--- What you are asked to do ---
Omit all pictures, then retype the data exactly as given.

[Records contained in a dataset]
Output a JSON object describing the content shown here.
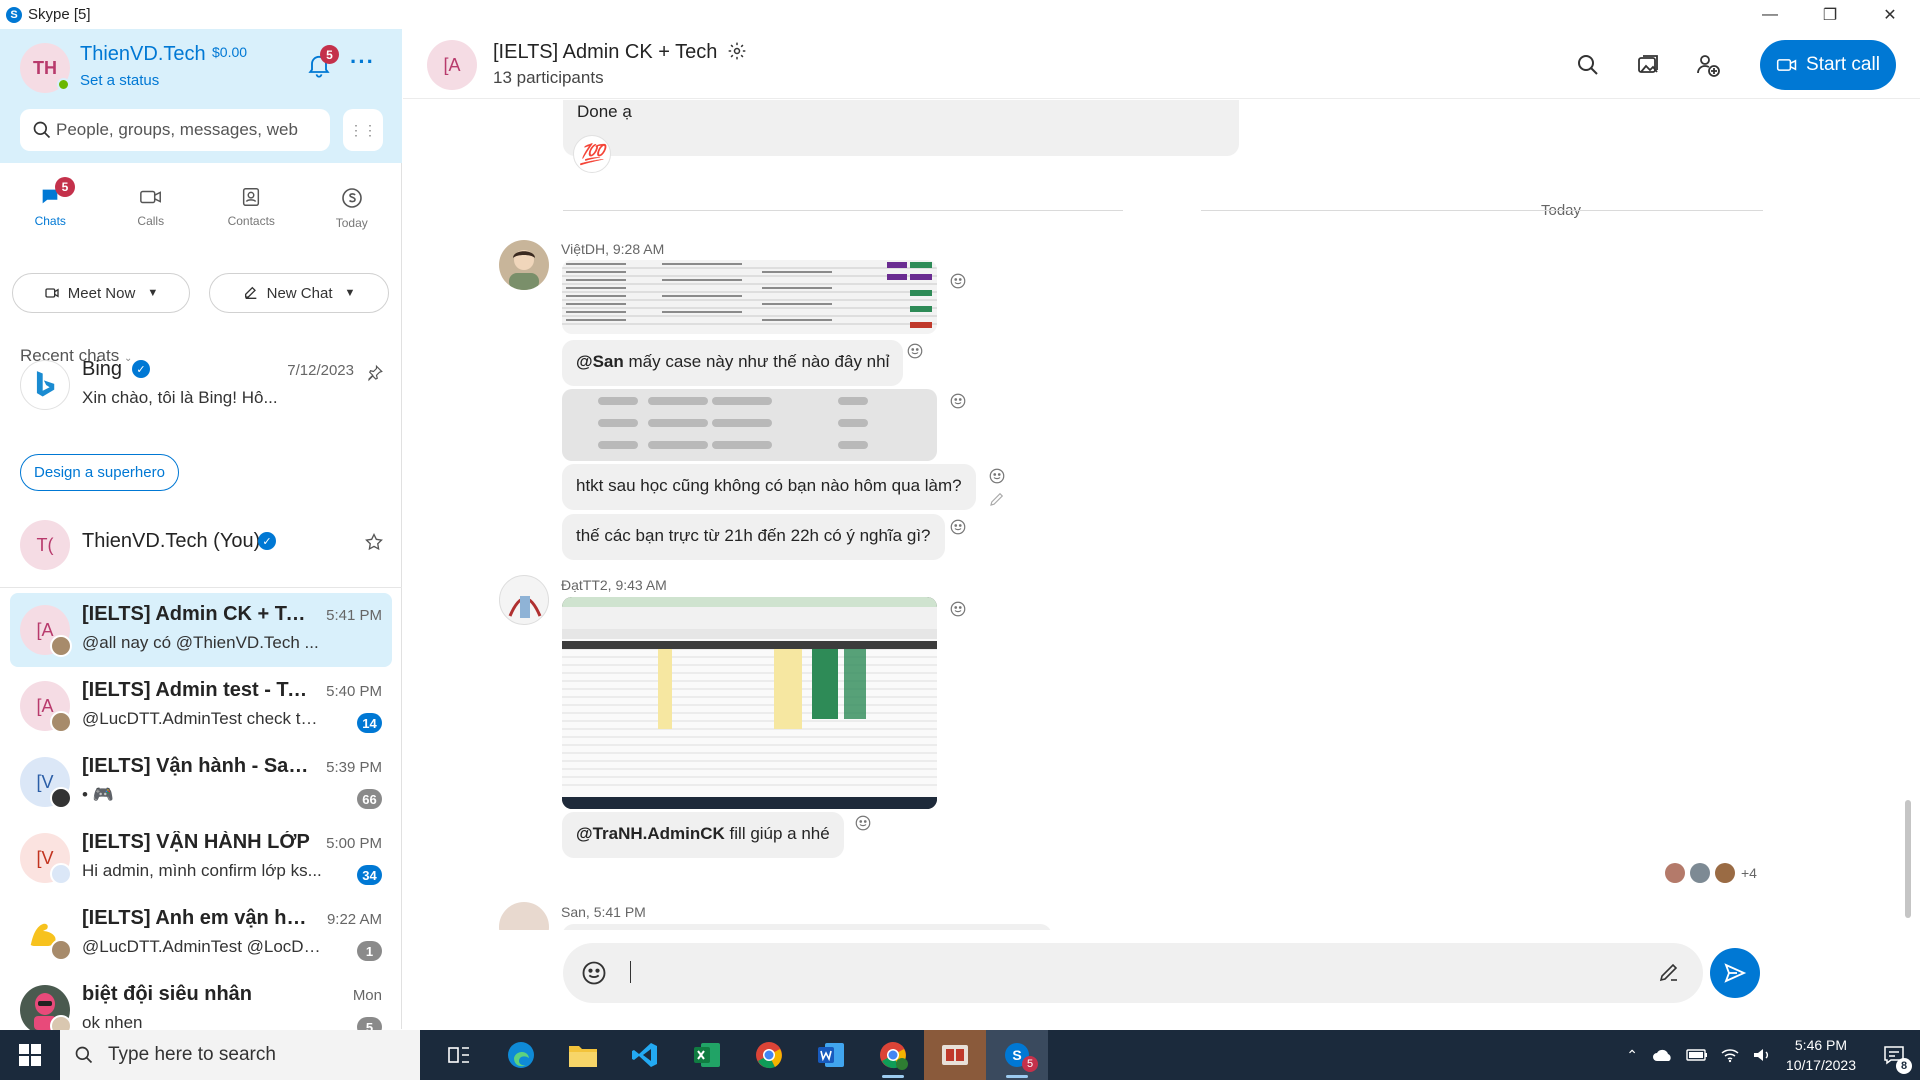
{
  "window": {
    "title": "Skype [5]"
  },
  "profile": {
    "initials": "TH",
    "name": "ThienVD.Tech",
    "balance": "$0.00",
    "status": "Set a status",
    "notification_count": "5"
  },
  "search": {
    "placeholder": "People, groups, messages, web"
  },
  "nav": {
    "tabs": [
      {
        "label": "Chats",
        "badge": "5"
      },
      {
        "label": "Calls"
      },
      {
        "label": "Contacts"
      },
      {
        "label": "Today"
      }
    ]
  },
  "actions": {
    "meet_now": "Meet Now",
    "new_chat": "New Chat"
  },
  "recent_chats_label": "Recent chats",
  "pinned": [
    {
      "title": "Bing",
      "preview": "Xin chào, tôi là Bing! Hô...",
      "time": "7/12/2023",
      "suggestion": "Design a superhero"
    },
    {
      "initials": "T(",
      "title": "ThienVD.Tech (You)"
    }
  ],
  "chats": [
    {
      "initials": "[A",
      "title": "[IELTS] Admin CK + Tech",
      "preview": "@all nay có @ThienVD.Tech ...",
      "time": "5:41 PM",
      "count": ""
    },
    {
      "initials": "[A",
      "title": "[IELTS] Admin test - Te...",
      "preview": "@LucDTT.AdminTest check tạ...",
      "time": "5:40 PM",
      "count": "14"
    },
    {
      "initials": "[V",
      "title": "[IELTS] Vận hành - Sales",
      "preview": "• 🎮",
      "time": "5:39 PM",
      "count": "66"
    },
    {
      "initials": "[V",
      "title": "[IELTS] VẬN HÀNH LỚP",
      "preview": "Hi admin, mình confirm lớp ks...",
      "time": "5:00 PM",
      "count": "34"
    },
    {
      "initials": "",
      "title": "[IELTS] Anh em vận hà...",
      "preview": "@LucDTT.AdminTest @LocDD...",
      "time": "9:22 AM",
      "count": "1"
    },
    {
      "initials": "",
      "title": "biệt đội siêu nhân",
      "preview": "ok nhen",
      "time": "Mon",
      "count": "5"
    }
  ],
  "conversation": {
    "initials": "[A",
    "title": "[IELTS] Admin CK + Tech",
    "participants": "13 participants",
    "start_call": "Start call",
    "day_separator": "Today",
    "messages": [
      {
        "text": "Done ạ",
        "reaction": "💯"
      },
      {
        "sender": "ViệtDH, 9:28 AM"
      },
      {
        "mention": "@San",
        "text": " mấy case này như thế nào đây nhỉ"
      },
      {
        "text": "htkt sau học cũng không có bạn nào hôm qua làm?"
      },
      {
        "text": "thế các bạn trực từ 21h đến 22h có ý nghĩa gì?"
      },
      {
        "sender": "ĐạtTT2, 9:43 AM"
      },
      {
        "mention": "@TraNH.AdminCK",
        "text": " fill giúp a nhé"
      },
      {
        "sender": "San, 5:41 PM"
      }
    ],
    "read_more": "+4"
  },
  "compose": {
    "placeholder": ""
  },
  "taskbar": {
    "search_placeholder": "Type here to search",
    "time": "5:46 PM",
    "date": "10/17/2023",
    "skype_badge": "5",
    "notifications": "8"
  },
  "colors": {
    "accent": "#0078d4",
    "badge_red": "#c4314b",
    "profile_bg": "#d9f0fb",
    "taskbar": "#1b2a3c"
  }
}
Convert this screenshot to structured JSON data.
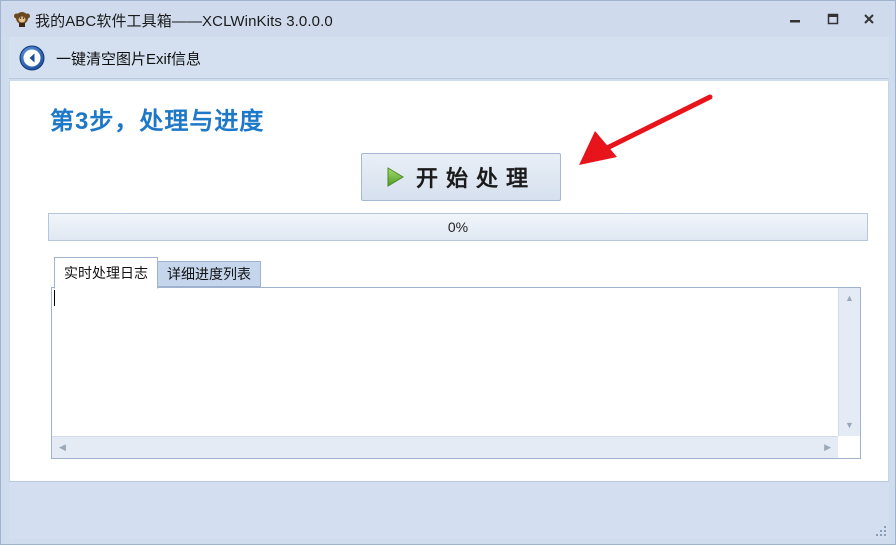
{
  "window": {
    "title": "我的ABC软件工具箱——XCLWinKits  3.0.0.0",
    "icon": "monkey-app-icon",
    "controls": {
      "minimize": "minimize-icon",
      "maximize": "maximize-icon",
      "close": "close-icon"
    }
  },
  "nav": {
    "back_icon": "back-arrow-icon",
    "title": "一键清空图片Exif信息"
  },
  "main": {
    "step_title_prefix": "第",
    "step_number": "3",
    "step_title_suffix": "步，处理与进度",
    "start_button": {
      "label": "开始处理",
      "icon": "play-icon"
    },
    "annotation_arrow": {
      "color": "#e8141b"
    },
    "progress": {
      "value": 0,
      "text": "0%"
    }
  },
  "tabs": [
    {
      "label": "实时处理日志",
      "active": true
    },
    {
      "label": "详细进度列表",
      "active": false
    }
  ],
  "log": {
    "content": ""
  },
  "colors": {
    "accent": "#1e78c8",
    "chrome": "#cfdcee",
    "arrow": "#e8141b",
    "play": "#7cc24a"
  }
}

--- Task result ---
Output a JSON object describing the content shown here.
{
  "window": {
    "title": "Skype [5]"
  },
  "profile": {
    "initials": "TH",
    "name": "ThienVD.Tech",
    "balance": "$0.00",
    "status": "Set a status",
    "notification_count": "5"
  },
  "search": {
    "placeholder": "People, groups, messages, web"
  },
  "nav": {
    "tabs": [
      {
        "label": "Chats",
        "badge": "5"
      },
      {
        "label": "Calls"
      },
      {
        "label": "Contacts"
      },
      {
        "label": "Today"
      }
    ]
  },
  "actions": {
    "meet_now": "Meet Now",
    "new_chat": "New Chat"
  },
  "recent_chats_label": "Recent chats",
  "pinned": [
    {
      "title": "Bing",
      "preview": "Xin chào, tôi là Bing! Hô...",
      "time": "7/12/2023",
      "suggestion": "Design a superhero"
    },
    {
      "initials": "T(",
      "title": "ThienVD.Tech (You)"
    }
  ],
  "chats": [
    {
      "initials": "[A",
      "title": "[IELTS] Admin CK + Tech",
      "preview": "@all nay có @ThienVD.Tech ...",
      "time": "5:41 PM",
      "count": ""
    },
    {
      "initials": "[A",
      "title": "[IELTS] Admin test - Te...",
      "preview": "@LucDTT.AdminTest check tạ...",
      "time": "5:40 PM",
      "count": "14"
    },
    {
      "initials": "[V",
      "title": "[IELTS] Vận hành - Sales",
      "preview": "• 🎮",
      "time": "5:39 PM",
      "count": "66"
    },
    {
      "initials": "[V",
      "title": "[IELTS] VẬN HÀNH LỚP",
      "preview": "Hi admin, mình confirm lớp ks...",
      "time": "5:00 PM",
      "count": "34"
    },
    {
      "initials": "",
      "title": "[IELTS] Anh em vận hà...",
      "preview": "@LucDTT.AdminTest @LocDD...",
      "time": "9:22 AM",
      "count": "1"
    },
    {
      "initials": "",
      "title": "biệt đội siêu nhân",
      "preview": "ok nhen",
      "time": "Mon",
      "count": "5"
    }
  ],
  "conversation": {
    "initials": "[A",
    "title": "[IELTS] Admin CK + Tech",
    "participants": "13 participants",
    "start_call": "Start call",
    "day_separator": "Today",
    "messages": [
      {
        "text": "Done ạ",
        "reaction": "💯"
      },
      {
        "sender": "ViệtDH, 9:28 AM"
      },
      {
        "mention": "@San",
        "text": " mấy case này như thế nào đây nhỉ"
      },
      {
        "text": "htkt sau học cũng không có bạn nào hôm qua làm?"
      },
      {
        "text": "thế các bạn trực từ 21h đến 22h có ý nghĩa gì?"
      },
      {
        "sender": "ĐạtTT2, 9:43 AM"
      },
      {
        "mention": "@TraNH.AdminCK",
        "text": " fill giúp a nhé"
      },
      {
        "sender": "San, 5:41 PM"
      }
    ],
    "read_more": "+4"
  },
  "compose": {
    "placeholder": ""
  },
  "taskbar": {
    "search_placeholder": "Type here to search",
    "time": "5:46 PM",
    "date": "10/17/2023",
    "skype_badge": "5",
    "notifications": "8"
  },
  "colors": {
    "accent": "#0078d4",
    "badge_red": "#c4314b",
    "profile_bg": "#d9f0fb",
    "taskbar": "#1b2a3c"
  }
}
Convert this screenshot to structured JSON data.
{
  "window": {
    "title": "我的ABC软件工具箱——XCLWinKits  3.0.0.0",
    "icon": "monkey-app-icon",
    "controls": {
      "minimize": "minimize-icon",
      "maximize": "maximize-icon",
      "close": "close-icon"
    }
  },
  "nav": {
    "back_icon": "back-arrow-icon",
    "title": "一键清空图片Exif信息"
  },
  "main": {
    "step_title_prefix": "第",
    "step_number": "3",
    "step_title_suffix": "步，处理与进度",
    "start_button": {
      "label": "开始处理",
      "icon": "play-icon"
    },
    "annotation_arrow": {
      "color": "#e8141b"
    },
    "progress": {
      "value": 0,
      "text": "0%"
    }
  },
  "tabs": [
    {
      "label": "实时处理日志",
      "active": true
    },
    {
      "label": "详细进度列表",
      "active": false
    }
  ],
  "log": {
    "content": ""
  },
  "colors": {
    "accent": "#1e78c8",
    "chrome": "#cfdcee",
    "arrow": "#e8141b",
    "play": "#7cc24a"
  }
}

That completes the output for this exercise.